• _TASK PROMPT_
Copy out each line of the data that holds the word "有机氯农药化合物峰面积".

+ + + + + + +

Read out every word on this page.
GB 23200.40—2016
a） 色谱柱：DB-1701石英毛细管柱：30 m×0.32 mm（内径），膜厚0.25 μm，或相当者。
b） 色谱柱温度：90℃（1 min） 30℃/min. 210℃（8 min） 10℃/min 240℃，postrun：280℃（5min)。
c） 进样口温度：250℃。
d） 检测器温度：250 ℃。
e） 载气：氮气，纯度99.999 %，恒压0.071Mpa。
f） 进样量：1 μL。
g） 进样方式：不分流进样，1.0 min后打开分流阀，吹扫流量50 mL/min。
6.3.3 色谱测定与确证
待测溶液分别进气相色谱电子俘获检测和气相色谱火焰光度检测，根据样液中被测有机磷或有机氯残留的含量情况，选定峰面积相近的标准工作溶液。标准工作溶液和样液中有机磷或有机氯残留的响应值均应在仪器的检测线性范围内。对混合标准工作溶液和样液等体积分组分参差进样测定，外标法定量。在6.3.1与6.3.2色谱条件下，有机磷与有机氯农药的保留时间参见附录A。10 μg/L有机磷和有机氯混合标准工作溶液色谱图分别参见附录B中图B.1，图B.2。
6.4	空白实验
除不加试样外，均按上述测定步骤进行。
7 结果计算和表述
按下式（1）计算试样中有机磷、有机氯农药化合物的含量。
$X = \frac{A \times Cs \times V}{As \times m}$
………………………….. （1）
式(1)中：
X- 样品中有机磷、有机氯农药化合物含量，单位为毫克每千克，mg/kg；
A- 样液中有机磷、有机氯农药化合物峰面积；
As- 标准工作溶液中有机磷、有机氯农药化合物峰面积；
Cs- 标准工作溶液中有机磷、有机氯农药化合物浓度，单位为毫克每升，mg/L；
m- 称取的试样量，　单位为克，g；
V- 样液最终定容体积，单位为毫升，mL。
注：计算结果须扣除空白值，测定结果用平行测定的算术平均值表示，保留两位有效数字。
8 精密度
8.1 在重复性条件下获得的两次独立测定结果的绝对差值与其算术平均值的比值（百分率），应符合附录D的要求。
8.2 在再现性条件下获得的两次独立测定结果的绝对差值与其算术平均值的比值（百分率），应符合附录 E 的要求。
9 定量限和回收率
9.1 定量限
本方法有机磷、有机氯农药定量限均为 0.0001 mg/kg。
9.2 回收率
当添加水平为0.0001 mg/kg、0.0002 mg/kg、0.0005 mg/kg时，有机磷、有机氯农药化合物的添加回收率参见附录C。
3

+ + + + + + +

• _FINAL RESULT_
A- 样液中有机磷、有机氯农药化合物峰面积；
As- 标准工作溶液中有机磷、有机氯农药化合物峰面积；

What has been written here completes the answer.